### WRITTEN EXERCISE
Set down every line of the records below without changing a character.

### EXCERPTED DATA
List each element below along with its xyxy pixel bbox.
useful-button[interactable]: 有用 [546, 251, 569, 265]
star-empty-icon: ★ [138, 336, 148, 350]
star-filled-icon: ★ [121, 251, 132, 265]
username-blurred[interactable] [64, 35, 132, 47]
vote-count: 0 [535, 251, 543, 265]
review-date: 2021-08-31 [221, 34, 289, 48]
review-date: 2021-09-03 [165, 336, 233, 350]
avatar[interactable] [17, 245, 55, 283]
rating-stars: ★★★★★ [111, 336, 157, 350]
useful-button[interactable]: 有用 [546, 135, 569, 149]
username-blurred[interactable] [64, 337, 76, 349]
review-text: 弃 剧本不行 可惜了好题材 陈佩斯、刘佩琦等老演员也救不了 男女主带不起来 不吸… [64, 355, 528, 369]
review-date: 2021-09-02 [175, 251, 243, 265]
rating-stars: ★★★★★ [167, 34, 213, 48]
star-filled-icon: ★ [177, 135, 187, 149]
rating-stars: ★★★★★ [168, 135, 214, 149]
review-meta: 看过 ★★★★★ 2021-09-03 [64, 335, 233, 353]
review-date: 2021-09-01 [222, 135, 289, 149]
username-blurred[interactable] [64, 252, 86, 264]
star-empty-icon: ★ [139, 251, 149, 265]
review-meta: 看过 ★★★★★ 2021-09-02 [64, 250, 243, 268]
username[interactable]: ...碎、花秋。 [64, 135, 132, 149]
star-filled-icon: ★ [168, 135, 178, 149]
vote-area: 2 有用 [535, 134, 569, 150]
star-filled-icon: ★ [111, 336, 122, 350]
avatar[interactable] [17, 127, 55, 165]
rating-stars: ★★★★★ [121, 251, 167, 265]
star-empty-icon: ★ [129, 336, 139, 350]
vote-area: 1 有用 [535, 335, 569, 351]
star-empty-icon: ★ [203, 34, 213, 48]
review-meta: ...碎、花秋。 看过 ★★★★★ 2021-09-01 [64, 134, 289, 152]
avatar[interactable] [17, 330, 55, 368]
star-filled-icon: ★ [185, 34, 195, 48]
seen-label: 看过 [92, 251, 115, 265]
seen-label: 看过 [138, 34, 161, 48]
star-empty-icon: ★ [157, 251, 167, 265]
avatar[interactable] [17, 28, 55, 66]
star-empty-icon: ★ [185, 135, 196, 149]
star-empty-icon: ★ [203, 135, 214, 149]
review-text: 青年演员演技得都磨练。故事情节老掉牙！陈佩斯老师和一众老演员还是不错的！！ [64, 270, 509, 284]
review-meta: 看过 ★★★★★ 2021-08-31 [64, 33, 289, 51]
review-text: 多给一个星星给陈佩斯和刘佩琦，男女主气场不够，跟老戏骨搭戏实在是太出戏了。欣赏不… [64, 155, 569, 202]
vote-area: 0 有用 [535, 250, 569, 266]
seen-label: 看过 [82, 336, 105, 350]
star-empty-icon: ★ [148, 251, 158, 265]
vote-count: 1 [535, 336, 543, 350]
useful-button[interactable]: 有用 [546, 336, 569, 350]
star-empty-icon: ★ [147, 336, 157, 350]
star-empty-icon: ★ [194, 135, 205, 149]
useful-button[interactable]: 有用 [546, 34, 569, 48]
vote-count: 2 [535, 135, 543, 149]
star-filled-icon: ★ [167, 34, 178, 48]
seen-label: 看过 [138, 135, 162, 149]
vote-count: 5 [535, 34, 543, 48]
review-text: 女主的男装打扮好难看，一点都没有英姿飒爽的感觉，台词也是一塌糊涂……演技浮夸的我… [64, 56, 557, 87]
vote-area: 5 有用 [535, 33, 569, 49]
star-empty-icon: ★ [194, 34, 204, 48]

### SOLVED PROBLEM
List each element below along with its xyxy pixel bbox.
useful-button[interactable]: 有用 [546, 251, 569, 265]
star-empty-icon: ★ [138, 336, 148, 350]
star-filled-icon: ★ [121, 251, 132, 265]
username-blurred[interactable] [64, 35, 132, 47]
vote-count: 0 [535, 251, 543, 265]
review-date: 2021-08-31 [221, 34, 289, 48]
review-date: 2021-09-03 [165, 336, 233, 350]
avatar[interactable] [17, 245, 55, 283]
rating-stars: ★★★★★ [111, 336, 157, 350]
useful-button[interactable]: 有用 [546, 135, 569, 149]
username-blurred[interactable] [64, 337, 76, 349]
review-text: 弃 剧本不行 可惜了好题材 陈佩斯、刘佩琦等老演员也救不了 男女主带不起来 不吸… [64, 355, 528, 369]
review-date: 2021-09-02 [175, 251, 243, 265]
rating-stars: ★★★★★ [167, 34, 213, 48]
star-filled-icon: ★ [177, 135, 187, 149]
rating-stars: ★★★★★ [168, 135, 214, 149]
review-meta: 看过 ★★★★★ 2021-09-03 [64, 335, 233, 353]
review-date: 2021-09-01 [222, 135, 289, 149]
username-blurred[interactable] [64, 252, 86, 264]
star-empty-icon: ★ [139, 251, 149, 265]
review-meta: 看过 ★★★★★ 2021-09-02 [64, 250, 243, 268]
username[interactable]: ...碎、花秋。 [64, 135, 132, 149]
star-filled-icon: ★ [168, 135, 178, 149]
vote-area: 2 有用 [535, 134, 569, 150]
star-filled-icon: ★ [111, 336, 122, 350]
avatar[interactable] [17, 127, 55, 165]
rating-stars: ★★★★★ [121, 251, 167, 265]
star-empty-icon: ★ [129, 336, 139, 350]
vote-area: 1 有用 [535, 335, 569, 351]
star-empty-icon: ★ [203, 34, 213, 48]
review-meta: ...碎、花秋。 看过 ★★★★★ 2021-09-01 [64, 134, 289, 152]
avatar[interactable] [17, 330, 55, 368]
star-filled-icon: ★ [185, 34, 195, 48]
seen-label: 看过 [92, 251, 115, 265]
seen-label: 看过 [138, 34, 161, 48]
star-empty-icon: ★ [157, 251, 167, 265]
avatar[interactable] [17, 28, 55, 66]
star-empty-icon: ★ [185, 135, 196, 149]
star-empty-icon: ★ [203, 135, 214, 149]
review-text: 青年演员演技得都磨练。故事情节老掉牙！陈佩斯老师和一众老演员还是不错的！！ [64, 270, 509, 284]
review-meta: 看过 ★★★★★ 2021-08-31 [64, 33, 289, 51]
review-text: 多给一个星星给陈佩斯和刘佩琦，男女主气场不够，跟老戏骨搭戏实在是太出戏了。欣赏不… [64, 155, 569, 202]
vote-area: 0 有用 [535, 250, 569, 266]
seen-label: 看过 [82, 336, 105, 350]
star-empty-icon: ★ [148, 251, 158, 265]
vote-count: 1 [535, 336, 543, 350]
useful-button[interactable]: 有用 [546, 336, 569, 350]
star-empty-icon: ★ [147, 336, 157, 350]
star-empty-icon: ★ [194, 135, 205, 149]
useful-button[interactable]: 有用 [546, 34, 569, 48]
vote-count: 2 [535, 135, 543, 149]
star-filled-icon: ★ [167, 34, 178, 48]
seen-label: 看过 [138, 135, 162, 149]
vote-count: 5 [535, 34, 543, 48]
review-text: 女主的男装打扮好难看，一点都没有英姿飒爽的感觉，台词也是一塌糊涂……演技浮夸的我… [64, 56, 557, 87]
vote-area: 5 有用 [535, 33, 569, 49]
star-empty-icon: ★ [194, 34, 204, 48]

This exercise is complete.